EXERCISE DIRECTIONS: Extract the listing in its entirety, keeping each line identical to the original.

Stored data:

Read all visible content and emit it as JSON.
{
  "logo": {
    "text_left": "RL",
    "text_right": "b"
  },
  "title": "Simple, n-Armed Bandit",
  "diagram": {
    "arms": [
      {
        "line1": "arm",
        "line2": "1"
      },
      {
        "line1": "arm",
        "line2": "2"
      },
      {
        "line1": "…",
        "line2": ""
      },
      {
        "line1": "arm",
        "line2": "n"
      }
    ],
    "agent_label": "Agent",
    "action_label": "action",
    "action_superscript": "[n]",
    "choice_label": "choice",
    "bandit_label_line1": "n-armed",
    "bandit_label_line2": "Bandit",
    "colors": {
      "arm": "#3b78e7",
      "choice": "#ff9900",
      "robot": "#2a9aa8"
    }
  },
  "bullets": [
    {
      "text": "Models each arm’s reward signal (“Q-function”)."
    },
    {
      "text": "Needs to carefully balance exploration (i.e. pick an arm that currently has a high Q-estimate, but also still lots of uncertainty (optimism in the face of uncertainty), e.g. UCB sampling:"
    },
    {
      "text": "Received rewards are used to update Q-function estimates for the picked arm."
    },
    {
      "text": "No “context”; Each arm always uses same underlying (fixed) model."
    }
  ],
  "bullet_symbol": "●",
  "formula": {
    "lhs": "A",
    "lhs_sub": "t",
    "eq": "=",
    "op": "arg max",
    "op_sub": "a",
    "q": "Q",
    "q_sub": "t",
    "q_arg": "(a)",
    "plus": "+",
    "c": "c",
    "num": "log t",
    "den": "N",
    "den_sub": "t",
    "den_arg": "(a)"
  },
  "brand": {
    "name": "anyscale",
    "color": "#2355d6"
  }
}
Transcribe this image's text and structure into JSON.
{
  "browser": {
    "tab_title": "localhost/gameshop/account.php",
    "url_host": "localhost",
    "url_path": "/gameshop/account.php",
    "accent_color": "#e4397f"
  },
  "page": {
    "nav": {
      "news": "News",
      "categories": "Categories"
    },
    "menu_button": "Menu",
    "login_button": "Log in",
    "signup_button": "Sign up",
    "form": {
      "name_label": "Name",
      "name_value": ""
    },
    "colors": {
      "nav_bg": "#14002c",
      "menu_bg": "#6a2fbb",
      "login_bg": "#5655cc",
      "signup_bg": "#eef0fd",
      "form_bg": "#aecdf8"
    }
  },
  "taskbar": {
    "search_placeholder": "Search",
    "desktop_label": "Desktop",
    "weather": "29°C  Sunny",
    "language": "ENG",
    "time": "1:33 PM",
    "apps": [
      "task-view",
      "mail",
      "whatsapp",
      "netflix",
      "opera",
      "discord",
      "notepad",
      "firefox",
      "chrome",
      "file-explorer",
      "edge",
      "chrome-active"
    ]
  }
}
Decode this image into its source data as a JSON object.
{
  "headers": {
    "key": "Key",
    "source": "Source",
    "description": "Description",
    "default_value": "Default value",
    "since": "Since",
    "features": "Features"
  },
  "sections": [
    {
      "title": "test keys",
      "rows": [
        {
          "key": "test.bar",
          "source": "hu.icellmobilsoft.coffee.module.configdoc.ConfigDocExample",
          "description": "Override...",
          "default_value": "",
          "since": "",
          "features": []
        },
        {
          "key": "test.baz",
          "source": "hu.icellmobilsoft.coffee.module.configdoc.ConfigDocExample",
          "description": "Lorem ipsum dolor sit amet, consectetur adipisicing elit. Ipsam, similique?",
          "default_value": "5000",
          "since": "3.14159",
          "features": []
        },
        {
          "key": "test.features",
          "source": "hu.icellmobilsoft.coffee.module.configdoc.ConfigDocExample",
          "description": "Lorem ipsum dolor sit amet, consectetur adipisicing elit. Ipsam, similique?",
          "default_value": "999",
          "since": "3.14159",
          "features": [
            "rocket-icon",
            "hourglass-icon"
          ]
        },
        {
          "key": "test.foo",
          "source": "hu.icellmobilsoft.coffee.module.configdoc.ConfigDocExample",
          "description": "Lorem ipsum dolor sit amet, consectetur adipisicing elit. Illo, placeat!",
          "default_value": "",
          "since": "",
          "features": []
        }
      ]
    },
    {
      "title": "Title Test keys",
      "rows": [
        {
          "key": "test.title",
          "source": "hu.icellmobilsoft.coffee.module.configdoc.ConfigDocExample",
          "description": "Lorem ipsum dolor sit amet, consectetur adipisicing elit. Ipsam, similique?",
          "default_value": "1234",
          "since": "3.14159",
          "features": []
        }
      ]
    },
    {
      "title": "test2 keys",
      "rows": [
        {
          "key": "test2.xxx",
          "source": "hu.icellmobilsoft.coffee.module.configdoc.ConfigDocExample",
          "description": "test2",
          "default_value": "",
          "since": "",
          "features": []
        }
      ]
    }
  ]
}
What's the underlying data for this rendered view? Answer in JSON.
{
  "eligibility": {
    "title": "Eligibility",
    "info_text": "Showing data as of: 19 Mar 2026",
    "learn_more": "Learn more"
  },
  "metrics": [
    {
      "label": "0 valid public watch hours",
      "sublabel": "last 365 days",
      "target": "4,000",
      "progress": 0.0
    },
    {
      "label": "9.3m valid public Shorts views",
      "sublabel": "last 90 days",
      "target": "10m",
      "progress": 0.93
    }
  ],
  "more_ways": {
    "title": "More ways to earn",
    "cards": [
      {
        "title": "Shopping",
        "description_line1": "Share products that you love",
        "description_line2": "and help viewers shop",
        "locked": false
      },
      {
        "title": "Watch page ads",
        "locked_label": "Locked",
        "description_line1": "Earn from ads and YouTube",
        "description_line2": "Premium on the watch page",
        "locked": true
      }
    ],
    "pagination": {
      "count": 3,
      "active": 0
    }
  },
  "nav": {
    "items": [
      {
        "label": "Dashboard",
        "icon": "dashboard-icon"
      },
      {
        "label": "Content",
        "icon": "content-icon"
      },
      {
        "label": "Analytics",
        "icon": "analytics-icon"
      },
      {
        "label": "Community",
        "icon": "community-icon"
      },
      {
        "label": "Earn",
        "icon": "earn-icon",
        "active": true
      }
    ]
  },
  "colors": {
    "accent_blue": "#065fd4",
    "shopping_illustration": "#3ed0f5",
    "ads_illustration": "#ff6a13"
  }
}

EXERCISE RESULT:
Read all visible content and emit it as JSON.
{
  "logo": {
    "text_left": "RL",
    "text_right": "b"
  },
  "title": "Simple, n-Armed Bandit",
  "diagram": {
    "arms": [
      {
        "line1": "arm",
        "line2": "1"
      },
      {
        "line1": "arm",
        "line2": "2"
      },
      {
        "line1": "…",
        "line2": ""
      },
      {
        "line1": "arm",
        "line2": "n"
      }
    ],
    "agent_label": "Agent",
    "action_label": "action",
    "action_superscript": "[n]",
    "choice_label": "choice",
    "bandit_label_line1": "n-armed",
    "bandit_label_line2": "Bandit",
    "colors": {
      "arm": "#3b78e7",
      "choice": "#ff9900",
      "robot": "#2a9aa8"
    }
  },
  "bullets": [
    {
      "text": "Models each arm’s reward signal (“Q-function”)."
    },
    {
      "text": "Needs to carefully balance exploration (i.e. pick an arm that currently has a high Q-estimate, but also still lots of uncertainty (optimism in the face of uncertainty), e.g. UCB sampling:"
    },
    {
      "text": "Received rewards are used to update Q-function estimates for the picked arm."
    },
    {
      "text": "No “context”; Each arm always uses same underlying (fixed) model."
    }
  ],
  "bullet_symbol": "●",
  "formula": {
    "lhs": "A",
    "lhs_sub": "t",
    "eq": "=",
    "op": "arg max",
    "op_sub": "a",
    "q": "Q",
    "q_sub": "t",
    "q_arg": "(a)",
    "plus": "+",
    "c": "c",
    "num": "log t",
    "den": "N",
    "den_sub": "t",
    "den_arg": "(a)"
  },
  "brand": {
    "name": "anyscale",
    "color": "#2355d6"
  }
}
Transcribe this image's text and structure into JSON.
{
  "browser": {
    "tab_title": "localhost/gameshop/account.php",
    "url_host": "localhost",
    "url_path": "/gameshop/account.php",
    "accent_color": "#e4397f"
  },
  "page": {
    "nav": {
      "news": "News",
      "categories": "Categories"
    },
    "menu_button": "Menu",
    "login_button": "Log in",
    "signup_button": "Sign up",
    "form": {
      "name_label": "Name",
      "name_value": ""
    },
    "colors": {
      "nav_bg": "#14002c",
      "menu_bg": "#6a2fbb",
      "login_bg": "#5655cc",
      "signup_bg": "#eef0fd",
      "form_bg": "#aecdf8"
    }
  },
  "taskbar": {
    "search_placeholder": "Search",
    "desktop_label": "Desktop",
    "weather": "29°C  Sunny",
    "language": "ENG",
    "time": "1:33 PM",
    "apps": [
      "task-view",
      "mail",
      "whatsapp",
      "netflix",
      "opera",
      "discord",
      "notepad",
      "firefox",
      "chrome",
      "file-explorer",
      "edge",
      "chrome-active"
    ]
  }
}
Decode this image into its source data as a JSON object.
{
  "headers": {
    "key": "Key",
    "source": "Source",
    "description": "Description",
    "default_value": "Default value",
    "since": "Since",
    "features": "Features"
  },
  "sections": [
    {
      "title": "test keys",
      "rows": [
        {
          "key": "test.bar",
          "source": "hu.icellmobilsoft.coffee.module.configdoc.ConfigDocExample",
          "description": "Override...",
          "default_value": "",
          "since": "",
          "features": []
        },
        {
          "key": "test.baz",
          "source": "hu.icellmobilsoft.coffee.module.configdoc.ConfigDocExample",
          "description": "Lorem ipsum dolor sit amet, consectetur adipisicing elit. Ipsam, similique?",
          "default_value": "5000",
          "since": "3.14159",
          "features": []
        },
        {
          "key": "test.features",
          "source": "hu.icellmobilsoft.coffee.module.configdoc.ConfigDocExample",
          "description": "Lorem ipsum dolor sit amet, consectetur adipisicing elit. Ipsam, similique?",
          "default_value": "999",
          "since": "3.14159",
          "features": [
            "rocket-icon",
            "hourglass-icon"
          ]
        },
        {
          "key": "test.foo",
          "source": "hu.icellmobilsoft.coffee.module.configdoc.ConfigDocExample",
          "description": "Lorem ipsum dolor sit amet, consectetur adipisicing elit. Illo, placeat!",
          "default_value": "",
          "since": "",
          "features": []
        }
      ]
    },
    {
      "title": "Title Test keys",
      "rows": [
        {
          "key": "test.title",
          "source": "hu.icellmobilsoft.coffee.module.configdoc.ConfigDocExample",
          "description": "Lorem ipsum dolor sit amet, consectetur adipisicing elit. Ipsam, similique?",
          "default_value": "1234",
          "since": "3.14159",
          "features": []
        }
      ]
    },
    {
      "title": "test2 keys",
      "rows": [
        {
          "key": "test2.xxx",
          "source": "hu.icellmobilsoft.coffee.module.configdoc.ConfigDocExample",
          "description": "test2",
          "default_value": "",
          "since": "",
          "features": []
        }
      ]
    }
  ]
}
What's the underlying data for this rendered view? Answer in JSON.
{
  "eligibility": {
    "title": "Eligibility",
    "info_text": "Showing data as of: 19 Mar 2026",
    "learn_more": "Learn more"
  },
  "metrics": [
    {
      "label": "0 valid public watch hours",
      "sublabel": "last 365 days",
      "target": "4,000",
      "progress": 0.0
    },
    {
      "label": "9.3m valid public Shorts views",
      "sublabel": "last 90 days",
      "target": "10m",
      "progress": 0.93
    }
  ],
  "more_ways": {
    "title": "More ways to earn",
    "cards": [
      {
        "title": "Shopping",
        "description_line1": "Share products that you love",
        "description_line2": "and help viewers shop",
        "locked": false
      },
      {
        "title": "Watch page ads",
        "locked_label": "Locked",
        "description_line1": "Earn from ads and YouTube",
        "description_line2": "Premium on the watch page",
        "locked": true
      }
    ],
    "pagination": {
      "count": 3,
      "active": 0
    }
  },
  "nav": {
    "items": [
      {
        "label": "Dashboard",
        "icon": "dashboard-icon"
      },
      {
        "label": "Content",
        "icon": "content-icon"
      },
      {
        "label": "Analytics",
        "icon": "analytics-icon"
      },
      {
        "label": "Community",
        "icon": "community-icon"
      },
      {
        "label": "Earn",
        "icon": "earn-icon",
        "active": true
      }
    ]
  },
  "colors": {
    "accent_blue": "#065fd4",
    "shopping_illustration": "#3ed0f5",
    "ads_illustration": "#ff6a13"
  }
}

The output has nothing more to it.